Extracts from a graphics dataset

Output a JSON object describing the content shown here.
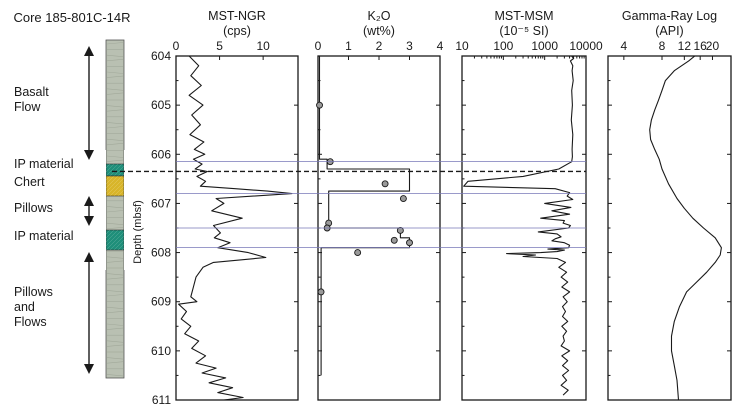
{
  "figure": {
    "core_title": "Core 185-801C-14R",
    "depth_label": "Depth (mbsf)",
    "depth_ticks": [
      "604",
      "605",
      "606",
      "607",
      "608",
      "609",
      "610",
      "611"
    ],
    "units": [
      {
        "label": "Basalt Flow",
        "lines": [
          "Basalt",
          "Flow"
        ]
      },
      {
        "label": "IP material",
        "lines": [
          "IP material"
        ]
      },
      {
        "label": "Chert",
        "lines": [
          "Chert"
        ]
      },
      {
        "label": "Pillows",
        "lines": [
          "Pillows"
        ]
      },
      {
        "label": "IP material",
        "lines": [
          "IP material"
        ]
      },
      {
        "label": "Pillows and Flows",
        "lines": [
          "Pillows",
          "and",
          "Flows"
        ]
      }
    ]
  },
  "colors": {
    "core_base": "#b9c0b2",
    "core_dark": "#8f9687",
    "ip_material": "#1f8f7a",
    "chert": "#d8b52a",
    "boundary_line": "#7878b8",
    "curve": "#1a1a1a",
    "marker": "#9a9a9a"
  },
  "chart_data": [
    {
      "type": "line",
      "title_lines": [
        "MST-NGR",
        "(cps)"
      ],
      "x_ticks": [
        "0",
        "5",
        "10"
      ],
      "xlim": [
        0,
        14
      ],
      "ylim": [
        611,
        604
      ],
      "series": [
        {
          "x": [
            1.5,
            2.6,
            1.7,
            2.9,
            1.5,
            3.1,
            1.8,
            2.8,
            1.6,
            3.2,
            2.1,
            3.3,
            2.0,
            3.0,
            2.2,
            3.6,
            2.4,
            3.4,
            2.8,
            6.8,
            10.5,
            13.3,
            4.6,
            5.5,
            4.1,
            7.6,
            4.3,
            5.1,
            4.4,
            6.2,
            4.8,
            8.3,
            10.3,
            4.3,
            3.1,
            2.3,
            2.0,
            1.7,
            2.4,
            0.3,
            1.2,
            0.6,
            1.7,
            1.0,
            2.6,
            1.8,
            3.4,
            2.3,
            4.6,
            3.0,
            5.7,
            3.8,
            6.5,
            4.8,
            7.7,
            5.5,
            8.8,
            6.3,
            9.3,
            7.2,
            9.8
          ],
          "depth": [
            604.0,
            604.2,
            604.4,
            604.6,
            604.8,
            605.0,
            605.2,
            605.4,
            605.6,
            605.75,
            605.9,
            606.0,
            606.1,
            606.2,
            606.3,
            606.35,
            606.45,
            606.55,
            606.65,
            606.7,
            606.75,
            606.8,
            606.9,
            607.0,
            607.15,
            607.3,
            607.45,
            607.6,
            607.7,
            607.8,
            607.9,
            608.0,
            608.1,
            608.2,
            608.3,
            608.5,
            608.7,
            608.9,
            609.0,
            609.05,
            609.2,
            609.35,
            609.5,
            609.65,
            609.8,
            609.95,
            610.1,
            610.25,
            610.35,
            610.45,
            610.55,
            610.65,
            610.75,
            610.85,
            610.95,
            611.0,
            611.1,
            611.2,
            611.3,
            611.4,
            611.5
          ]
        }
      ]
    },
    {
      "type": "line",
      "title_lines": [
        "K₂O",
        "(wt%)"
      ],
      "x_ticks": [
        "0",
        "1",
        "2",
        "3",
        "4"
      ],
      "xlim": [
        0,
        4
      ],
      "ylim": [
        611,
        604
      ],
      "series": [
        {
          "x": [
            0.05,
            0.05,
            0.3,
            0.3,
            3.0,
            3.0,
            0.35,
            0.35,
            2.7,
            2.7,
            3.0,
            3.0,
            0.1,
            0.1
          ],
          "depth": [
            604.0,
            606.1,
            606.1,
            606.3,
            606.3,
            606.75,
            606.75,
            607.5,
            607.5,
            607.7,
            607.7,
            607.9,
            607.9,
            610.5
          ]
        }
      ],
      "markers": {
        "x": [
          0.05,
          0.4,
          2.2,
          2.8,
          0.35,
          0.3,
          2.7,
          2.5,
          3.0,
          1.3,
          0.1
        ],
        "depth": [
          605.0,
          606.15,
          606.6,
          606.9,
          607.4,
          607.5,
          607.55,
          607.75,
          607.8,
          608.0,
          608.8
        ]
      }
    },
    {
      "type": "line",
      "title_lines": [
        "MST-MSM",
        "(10⁻⁵ SI)"
      ],
      "x_ticks": [
        "10",
        "100",
        "1000",
        "10000"
      ],
      "xscale": "log",
      "xlim": [
        10,
        10000
      ],
      "ylim": [
        611,
        604
      ],
      "series": [
        {
          "x": [
            4500,
            5000,
            4200,
            4800,
            4600,
            4900,
            4500,
            4700,
            4400,
            4800,
            4600,
            4700,
            4500,
            2200,
            300,
            14,
            11,
            1800,
            4000,
            3500,
            4800,
            1000,
            4300,
            1500,
            4000,
            800,
            3000,
            2800,
            4200,
            3800,
            700,
            2000,
            2500,
            1800,
            1500,
            3000,
            4000,
            3800,
            1200,
            3000,
            2000,
            800,
            120,
            600,
            300,
            2000,
            3200,
            2200,
            3400,
            2500,
            3600,
            2600,
            4000,
            2800,
            3500,
            2700,
            3200,
            2700,
            3600,
            2600,
            3400,
            2800,
            3000,
            2500,
            4000,
            2600,
            3600,
            2700,
            3800,
            2700,
            3400,
            2500,
            3700,
            2800
          ],
          "depth": [
            604.0,
            604.05,
            604.1,
            604.2,
            604.3,
            604.5,
            604.7,
            605.0,
            605.3,
            605.6,
            605.9,
            606.05,
            606.15,
            606.3,
            606.45,
            606.55,
            606.65,
            606.7,
            606.78,
            606.85,
            606.92,
            607.0,
            607.08,
            607.15,
            607.22,
            607.3,
            607.35,
            607.4,
            607.45,
            607.5,
            607.58,
            607.62,
            607.68,
            607.72,
            607.76,
            607.8,
            607.85,
            607.9,
            607.93,
            607.95,
            607.98,
            608.0,
            608.02,
            608.05,
            608.08,
            608.12,
            608.2,
            608.3,
            608.4,
            608.5,
            608.6,
            608.7,
            608.8,
            608.9,
            609.0,
            609.1,
            609.2,
            609.3,
            609.4,
            609.5,
            609.6,
            609.7,
            609.8,
            609.9,
            610.0,
            610.1,
            610.2,
            610.3,
            610.4,
            610.5,
            610.6,
            610.7,
            610.8,
            610.9
          ]
        }
      ]
    },
    {
      "type": "line",
      "title_lines": [
        "Gamma-Ray Log",
        "(API)"
      ],
      "x_ticks": [
        "4",
        "8",
        "12",
        "16",
        "20"
      ],
      "xscale": "log",
      "xlim": [
        3,
        28
      ],
      "ylim": [
        611,
        604
      ],
      "series": [
        {
          "x": [
            14.5,
            13.0,
            10.0,
            8.5,
            8.0,
            7.5,
            7.0,
            6.6,
            6.4,
            6.5,
            7.0,
            7.6,
            8.0,
            9.0,
            10.5,
            12.0,
            14.0,
            17.0,
            21.0,
            23.5,
            23.0,
            21.0,
            18.0,
            15.0,
            12.5,
            11.0,
            10.0,
            9.5,
            9.5,
            10.0,
            10.5,
            10.8
          ],
          "depth": [
            604.0,
            604.1,
            604.3,
            604.5,
            604.7,
            604.9,
            605.1,
            605.3,
            605.5,
            605.7,
            605.9,
            606.1,
            606.3,
            606.6,
            606.9,
            607.1,
            607.3,
            607.5,
            607.7,
            607.9,
            608.05,
            608.2,
            608.4,
            608.6,
            608.8,
            609.1,
            609.4,
            609.7,
            610.0,
            610.3,
            610.6,
            611.0
          ]
        }
      ]
    }
  ]
}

=== Work to complete ===
Return the material word for word. Pictures are not part of the copy.

=== Correct result ===
Output a JSON object describing the content shown here.
{
  "figure": {
    "core_title": "Core 185-801C-14R",
    "depth_label": "Depth (mbsf)",
    "depth_ticks": [
      "604",
      "605",
      "606",
      "607",
      "608",
      "609",
      "610",
      "611"
    ],
    "units": [
      {
        "label": "Basalt Flow",
        "lines": [
          "Basalt",
          "Flow"
        ]
      },
      {
        "label": "IP material",
        "lines": [
          "IP material"
        ]
      },
      {
        "label": "Chert",
        "lines": [
          "Chert"
        ]
      },
      {
        "label": "Pillows",
        "lines": [
          "Pillows"
        ]
      },
      {
        "label": "IP material",
        "lines": [
          "IP material"
        ]
      },
      {
        "label": "Pillows and Flows",
        "lines": [
          "Pillows",
          "and",
          "Flows"
        ]
      }
    ]
  },
  "colors": {
    "core_base": "#b9c0b2",
    "core_dark": "#8f9687",
    "ip_material": "#1f8f7a",
    "chert": "#d8b52a",
    "boundary_line": "#7878b8",
    "curve": "#1a1a1a",
    "marker": "#9a9a9a"
  },
  "chart_data": [
    {
      "type": "line",
      "title_lines": [
        "MST-NGR",
        "(cps)"
      ],
      "x_ticks": [
        "0",
        "5",
        "10"
      ],
      "xlim": [
        0,
        14
      ],
      "ylim": [
        611,
        604
      ],
      "series": [
        {
          "x": [
            1.5,
            2.6,
            1.7,
            2.9,
            1.5,
            3.1,
            1.8,
            2.8,
            1.6,
            3.2,
            2.1,
            3.3,
            2.0,
            3.0,
            2.2,
            3.6,
            2.4,
            3.4,
            2.8,
            6.8,
            10.5,
            13.3,
            4.6,
            5.5,
            4.1,
            7.6,
            4.3,
            5.1,
            4.4,
            6.2,
            4.8,
            8.3,
            10.3,
            4.3,
            3.1,
            2.3,
            2.0,
            1.7,
            2.4,
            0.3,
            1.2,
            0.6,
            1.7,
            1.0,
            2.6,
            1.8,
            3.4,
            2.3,
            4.6,
            3.0,
            5.7,
            3.8,
            6.5,
            4.8,
            7.7,
            5.5,
            8.8,
            6.3,
            9.3,
            7.2,
            9.8
          ],
          "depth": [
            604.0,
            604.2,
            604.4,
            604.6,
            604.8,
            605.0,
            605.2,
            605.4,
            605.6,
            605.75,
            605.9,
            606.0,
            606.1,
            606.2,
            606.3,
            606.35,
            606.45,
            606.55,
            606.65,
            606.7,
            606.75,
            606.8,
            606.9,
            607.0,
            607.15,
            607.3,
            607.45,
            607.6,
            607.7,
            607.8,
            607.9,
            608.0,
            608.1,
            608.2,
            608.3,
            608.5,
            608.7,
            608.9,
            609.0,
            609.05,
            609.2,
            609.35,
            609.5,
            609.65,
            609.8,
            609.95,
            610.1,
            610.25,
            610.35,
            610.45,
            610.55,
            610.65,
            610.75,
            610.85,
            610.95,
            611.0,
            611.1,
            611.2,
            611.3,
            611.4,
            611.5
          ]
        }
      ]
    },
    {
      "type": "line",
      "title_lines": [
        "K₂O",
        "(wt%)"
      ],
      "x_ticks": [
        "0",
        "1",
        "2",
        "3",
        "4"
      ],
      "xlim": [
        0,
        4
      ],
      "ylim": [
        611,
        604
      ],
      "series": [
        {
          "x": [
            0.05,
            0.05,
            0.3,
            0.3,
            3.0,
            3.0,
            0.35,
            0.35,
            2.7,
            2.7,
            3.0,
            3.0,
            0.1,
            0.1
          ],
          "depth": [
            604.0,
            606.1,
            606.1,
            606.3,
            606.3,
            606.75,
            606.75,
            607.5,
            607.5,
            607.7,
            607.7,
            607.9,
            607.9,
            610.5
          ]
        }
      ],
      "markers": {
        "x": [
          0.05,
          0.4,
          2.2,
          2.8,
          0.35,
          0.3,
          2.7,
          2.5,
          3.0,
          1.3,
          0.1
        ],
        "depth": [
          605.0,
          606.15,
          606.6,
          606.9,
          607.4,
          607.5,
          607.55,
          607.75,
          607.8,
          608.0,
          608.8
        ]
      }
    },
    {
      "type": "line",
      "title_lines": [
        "MST-MSM",
        "(10⁻⁵ SI)"
      ],
      "x_ticks": [
        "10",
        "100",
        "1000",
        "10000"
      ],
      "xscale": "log",
      "xlim": [
        10,
        10000
      ],
      "ylim": [
        611,
        604
      ],
      "series": [
        {
          "x": [
            4500,
            5000,
            4200,
            4800,
            4600,
            4900,
            4500,
            4700,
            4400,
            4800,
            4600,
            4700,
            4500,
            2200,
            300,
            14,
            11,
            1800,
            4000,
            3500,
            4800,
            1000,
            4300,
            1500,
            4000,
            800,
            3000,
            2800,
            4200,
            3800,
            700,
            2000,
            2500,
            1800,
            1500,
            3000,
            4000,
            3800,
            1200,
            3000,
            2000,
            800,
            120,
            600,
            300,
            2000,
            3200,
            2200,
            3400,
            2500,
            3600,
            2600,
            4000,
            2800,
            3500,
            2700,
            3200,
            2700,
            3600,
            2600,
            3400,
            2800,
            3000,
            2500,
            4000,
            2600,
            3600,
            2700,
            3800,
            2700,
            3400,
            2500,
            3700,
            2800
          ],
          "depth": [
            604.0,
            604.05,
            604.1,
            604.2,
            604.3,
            604.5,
            604.7,
            605.0,
            605.3,
            605.6,
            605.9,
            606.05,
            606.15,
            606.3,
            606.45,
            606.55,
            606.65,
            606.7,
            606.78,
            606.85,
            606.92,
            607.0,
            607.08,
            607.15,
            607.22,
            607.3,
            607.35,
            607.4,
            607.45,
            607.5,
            607.58,
            607.62,
            607.68,
            607.72,
            607.76,
            607.8,
            607.85,
            607.9,
            607.93,
            607.95,
            607.98,
            608.0,
            608.02,
            608.05,
            608.08,
            608.12,
            608.2,
            608.3,
            608.4,
            608.5,
            608.6,
            608.7,
            608.8,
            608.9,
            609.0,
            609.1,
            609.2,
            609.3,
            609.4,
            609.5,
            609.6,
            609.7,
            609.8,
            609.9,
            610.0,
            610.1,
            610.2,
            610.3,
            610.4,
            610.5,
            610.6,
            610.7,
            610.8,
            610.9
          ]
        }
      ]
    },
    {
      "type": "line",
      "title_lines": [
        "Gamma-Ray Log",
        "(API)"
      ],
      "x_ticks": [
        "4",
        "8",
        "12",
        "16",
        "20"
      ],
      "xscale": "log",
      "xlim": [
        3,
        28
      ],
      "ylim": [
        611,
        604
      ],
      "series": [
        {
          "x": [
            14.5,
            13.0,
            10.0,
            8.5,
            8.0,
            7.5,
            7.0,
            6.6,
            6.4,
            6.5,
            7.0,
            7.6,
            8.0,
            9.0,
            10.5,
            12.0,
            14.0,
            17.0,
            21.0,
            23.5,
            23.0,
            21.0,
            18.0,
            15.0,
            12.5,
            11.0,
            10.0,
            9.5,
            9.5,
            10.0,
            10.5,
            10.8
          ],
          "depth": [
            604.0,
            604.1,
            604.3,
            604.5,
            604.7,
            604.9,
            605.1,
            605.3,
            605.5,
            605.7,
            605.9,
            606.1,
            606.3,
            606.6,
            606.9,
            607.1,
            607.3,
            607.5,
            607.7,
            607.9,
            608.05,
            608.2,
            608.4,
            608.6,
            608.8,
            609.1,
            609.4,
            609.7,
            610.0,
            610.3,
            610.6,
            611.0
          ]
        }
      ]
    }
  ]
}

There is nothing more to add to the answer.